Exercise description ->
Reproduce the records exactly.

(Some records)
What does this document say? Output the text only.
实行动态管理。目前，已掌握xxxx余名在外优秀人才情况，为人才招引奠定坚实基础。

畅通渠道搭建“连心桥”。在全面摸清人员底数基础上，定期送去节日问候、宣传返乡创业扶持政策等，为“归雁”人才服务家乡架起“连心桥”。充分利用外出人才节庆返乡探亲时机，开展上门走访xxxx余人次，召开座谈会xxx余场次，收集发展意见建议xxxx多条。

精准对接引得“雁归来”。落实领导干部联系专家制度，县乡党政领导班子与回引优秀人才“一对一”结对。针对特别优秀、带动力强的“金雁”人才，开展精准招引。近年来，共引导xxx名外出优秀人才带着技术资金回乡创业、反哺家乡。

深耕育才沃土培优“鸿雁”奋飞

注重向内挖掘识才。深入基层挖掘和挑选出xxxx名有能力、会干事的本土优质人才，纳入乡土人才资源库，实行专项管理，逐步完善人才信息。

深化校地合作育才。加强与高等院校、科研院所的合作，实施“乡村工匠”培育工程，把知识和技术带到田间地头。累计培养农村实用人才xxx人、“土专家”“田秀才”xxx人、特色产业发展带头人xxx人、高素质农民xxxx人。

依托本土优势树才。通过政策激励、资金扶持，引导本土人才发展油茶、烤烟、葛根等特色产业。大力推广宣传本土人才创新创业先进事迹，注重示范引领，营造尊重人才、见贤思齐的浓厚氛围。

Full answer ->
What does this document say? Output the text only.
实行动态管理。目前，已掌握xxxx余名在外优秀人才情况，为人才招引奠定坚实基础。

畅通渠道搭建“连心桥”。在全面摸清人员底数基础上，定期送去节日问候、宣传返乡创业扶持政策等，为“归雁”人才服务家乡架起“连心桥”。充分利用外出人才节庆返乡探亲时机，开展上门走访xxxx余人次，召开座谈会xxx余场次，收集发展意见建议xxxx多条。

精准对接引得“雁归来”。落实领导干部联系专家制度，县乡党政领导班子与回引优秀人才“一对一”结对。针对特别优秀、带动力强的“金雁”人才，开展精准招引。近年来，共引导xxx名外出优秀人才带着技术资金回乡创业、反哺家乡。

深耕育才沃土培优“鸿雁”奋飞

注重向内挖掘识才。深入基层挖掘和挑选出xxxx名有能力、会干事的本土优质人才，纳入乡土人才资源库，实行专项管理，逐步完善人才信息。

深化校地合作育才。加强与高等院校、科研院所的合作，实施“乡村工匠”培育工程，把知识和技术带到田间地头。累计培养农村实用人才xxx人、“土专家”“田秀才”xxx人、特色产业发展带头人xxx人、高素质农民xxxx人。

依托本土优势树才。通过政策激励、资金扶持，引导本土人才发展油茶、烤烟、葛根等特色产业。大力推广宣传本土人才创新创业先进事迹，注重示范引领，营造尊重人才、见贤思齐的浓厚氛围。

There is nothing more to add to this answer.